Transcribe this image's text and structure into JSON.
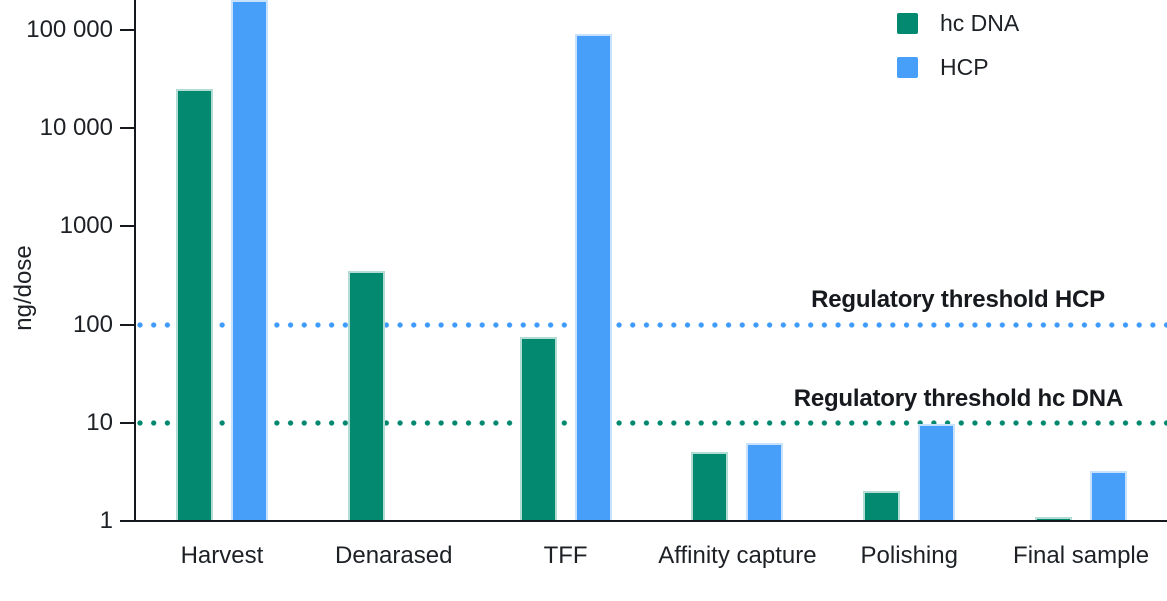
{
  "chart_data": {
    "type": "bar",
    "title": "",
    "ylabel": "ng/dose",
    "yscale": "log",
    "ylim": [
      1,
      200000
    ],
    "grid": false,
    "legend_position": "top-right",
    "yticks": [
      {
        "value": 100000,
        "label": "100 000"
      },
      {
        "value": 10000,
        "label": "10 000"
      },
      {
        "value": 1000,
        "label": "1000"
      },
      {
        "value": 100,
        "label": "100"
      },
      {
        "value": 10,
        "label": "10"
      },
      {
        "value": 1,
        "label": "1"
      }
    ],
    "categories": [
      "Harvest",
      "Denarased",
      "TFF",
      "Affinity capture",
      "Polishing",
      "Final sample"
    ],
    "series": [
      {
        "name": "hc DNA",
        "color": "#02896f",
        "values": [
          25000,
          350,
          75,
          5,
          2,
          1.1
        ]
      },
      {
        "name": "HCP",
        "color": "#479ffa",
        "values": [
          200000,
          null,
          90000,
          6.3,
          9.8,
          3.2
        ]
      }
    ],
    "thresholds": [
      {
        "label": "Regulatory threshold HCP",
        "value": 100,
        "color": "#3f9bfa"
      },
      {
        "label": "Regulatory threshold hc DNA",
        "value": 10,
        "color": "#00876e"
      }
    ]
  }
}
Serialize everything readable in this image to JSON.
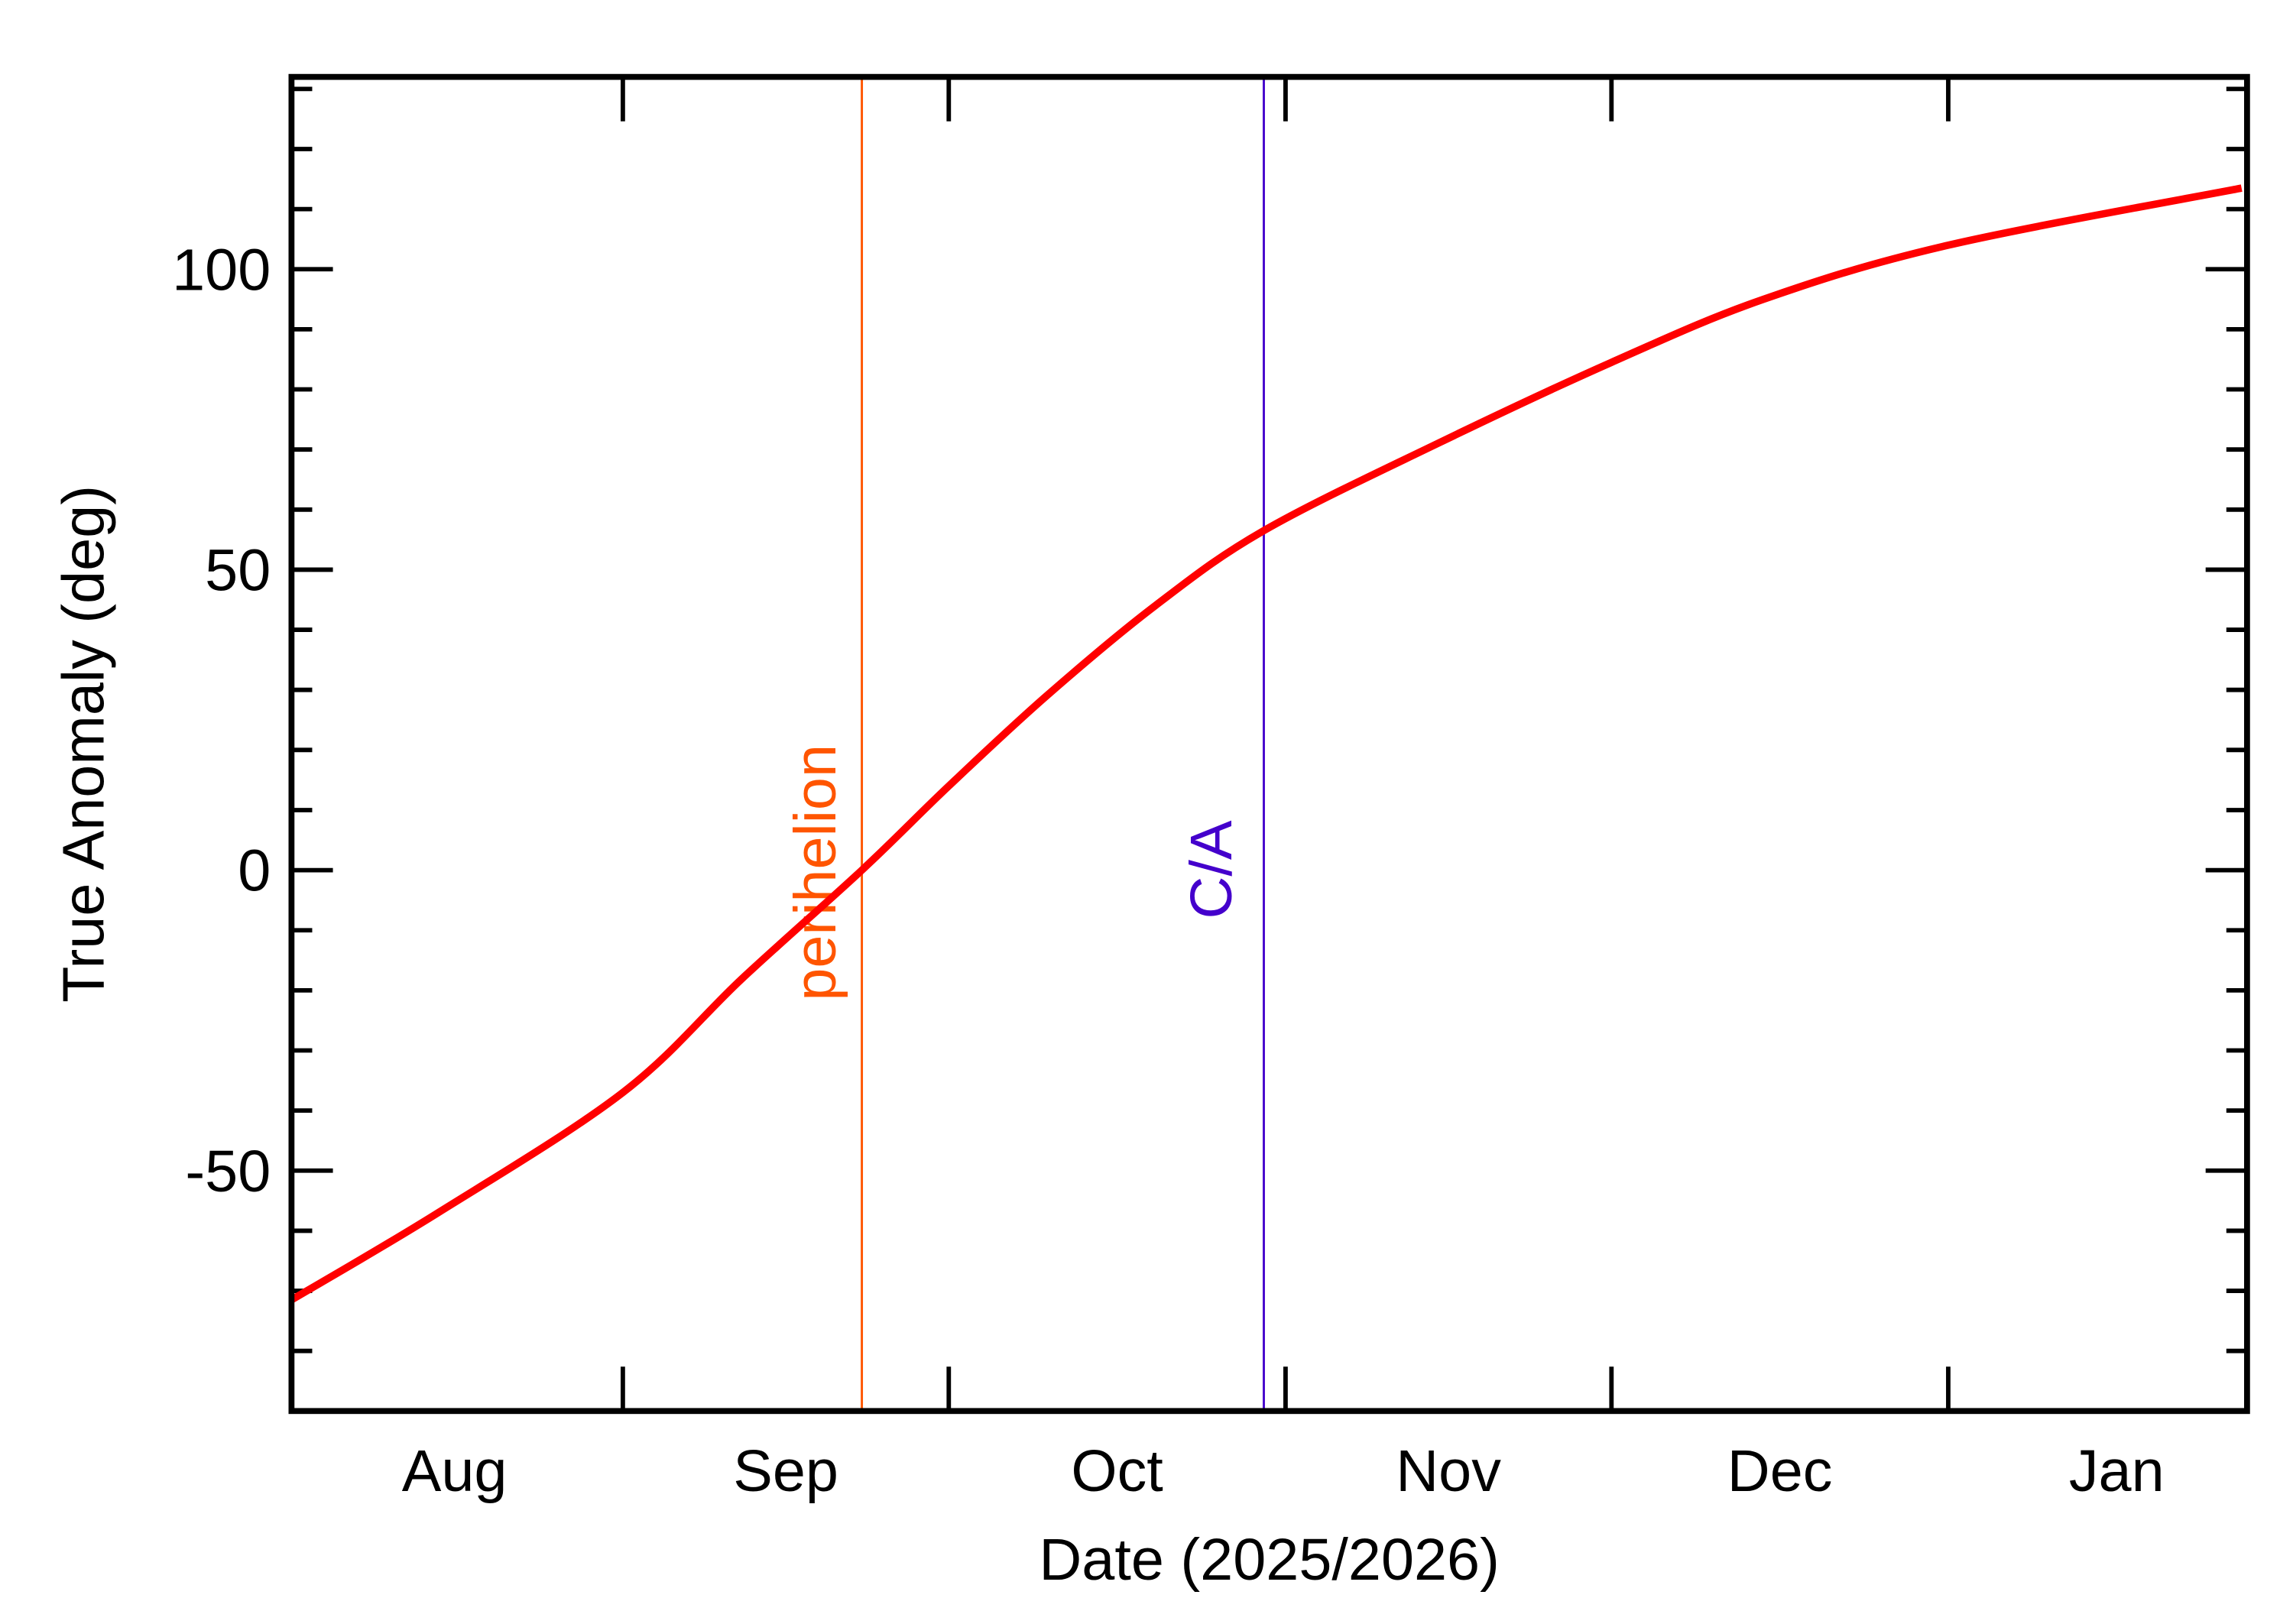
{
  "chart_data": {
    "type": "line",
    "title": "",
    "xlabel": "Date (2025/2026)",
    "ylabel": "True Anomaly (deg)",
    "xlim": [
      "2025-08-01",
      "2026-01-28"
    ],
    "ylim": [
      -90,
      132
    ],
    "x_ticks": [
      {
        "label": "Aug",
        "month_start": "2025-08-01"
      },
      {
        "label": "Sep",
        "month_start": "2025-09-01"
      },
      {
        "label": "Oct",
        "month_start": "2025-10-01"
      },
      {
        "label": "Nov",
        "month_start": "2025-11-01"
      },
      {
        "label": "Dec",
        "month_start": "2025-12-01"
      },
      {
        "label": "Jan",
        "month_start": "2026-01-01"
      }
    ],
    "y_ticks": [
      -50,
      0,
      50,
      100
    ],
    "y_minor_step": 10,
    "grid": false,
    "series": [
      {
        "color": "#ff0000",
        "points": [
          [
            "2025-08-01",
            -71.5
          ],
          [
            "2025-08-15",
            -57
          ],
          [
            "2025-09-01",
            -37
          ],
          [
            "2025-09-12",
            -18
          ],
          [
            "2025-09-23",
            0
          ],
          [
            "2025-10-01",
            14
          ],
          [
            "2025-10-10",
            29
          ],
          [
            "2025-10-20",
            44
          ],
          [
            "2025-10-30",
            56.5
          ],
          [
            "2025-11-15",
            71
          ],
          [
            "2025-12-01",
            84.5
          ],
          [
            "2025-12-15",
            95
          ],
          [
            "2026-01-01",
            104
          ],
          [
            "2026-01-28",
            113.5
          ]
        ]
      }
    ],
    "annotations": [
      {
        "label": "perihelion",
        "date": "2025-09-23",
        "color": "#ff5500"
      },
      {
        "label": "C/A",
        "date": "2025-10-30",
        "color": "#4400cc"
      }
    ]
  }
}
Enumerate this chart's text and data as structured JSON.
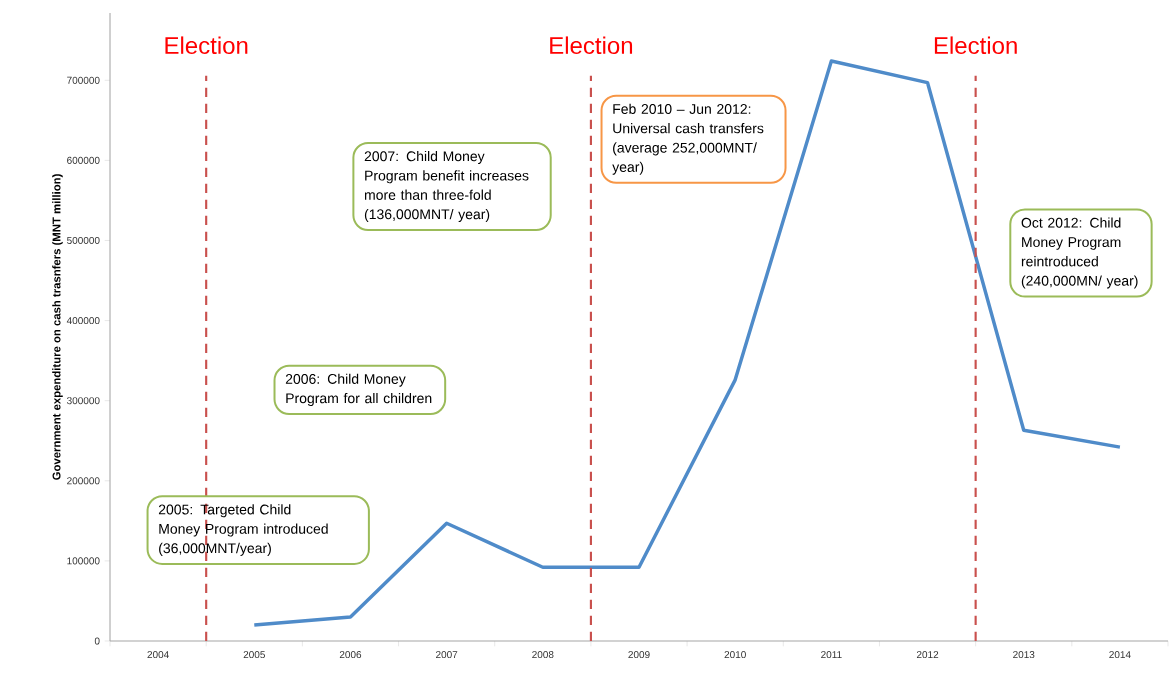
{
  "chart_data": {
    "type": "line",
    "ylabel": "Government expenditure on cash trasnfers (MNT million)",
    "x": [
      2005,
      2006,
      2007,
      2008,
      2009,
      2010,
      2011,
      2012,
      2013,
      2014
    ],
    "xlim": [
      2003.5,
      2014.5
    ],
    "xticks": [
      2004,
      2005,
      2006,
      2007,
      2008,
      2009,
      2010,
      2011,
      2012,
      2013,
      2014
    ],
    "ylim": [
      0,
      784000
    ],
    "yticks": [
      0,
      100000,
      200000,
      300000,
      400000,
      500000,
      600000,
      700000
    ],
    "series": [
      {
        "color": "#4f8bc9",
        "values": [
          20000,
          30000,
          147000,
          92000,
          92000,
          326000,
          724000,
          697000,
          263000,
          242000
        ]
      }
    ],
    "ref_lines": [
      {
        "axis": "x",
        "value": 2004.5,
        "label": "Election",
        "color": "#c9504d",
        "line_style": "dashed"
      },
      {
        "axis": "x",
        "value": 2008.5,
        "label": "Election",
        "color": "#c9504d",
        "line_style": "dashed"
      },
      {
        "axis": "x",
        "value": 2012.5,
        "label": "Election",
        "color": "#c9504d",
        "line_style": "dashed"
      }
    ],
    "annotations": [
      "2005: Targeted Child Money Program introduced (36,000MNT/year)",
      "2006: Child Money Program for all children",
      "2007: Child Money Program benefit increases more than three-fold (136,000MNT/ year)",
      "Feb 2010 – Jun 2012: Universal cash transfers (average 252,000MNT/ year)",
      "Oct 2012: Child Money Program reintroduced (240,000MN/ year)"
    ],
    "grid": false,
    "marker": "none",
    "line_style": "solid"
  }
}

→ **Task objective**: Reply with one number only: how many lines of the listing hold "Money"?

→ **Final result**: 4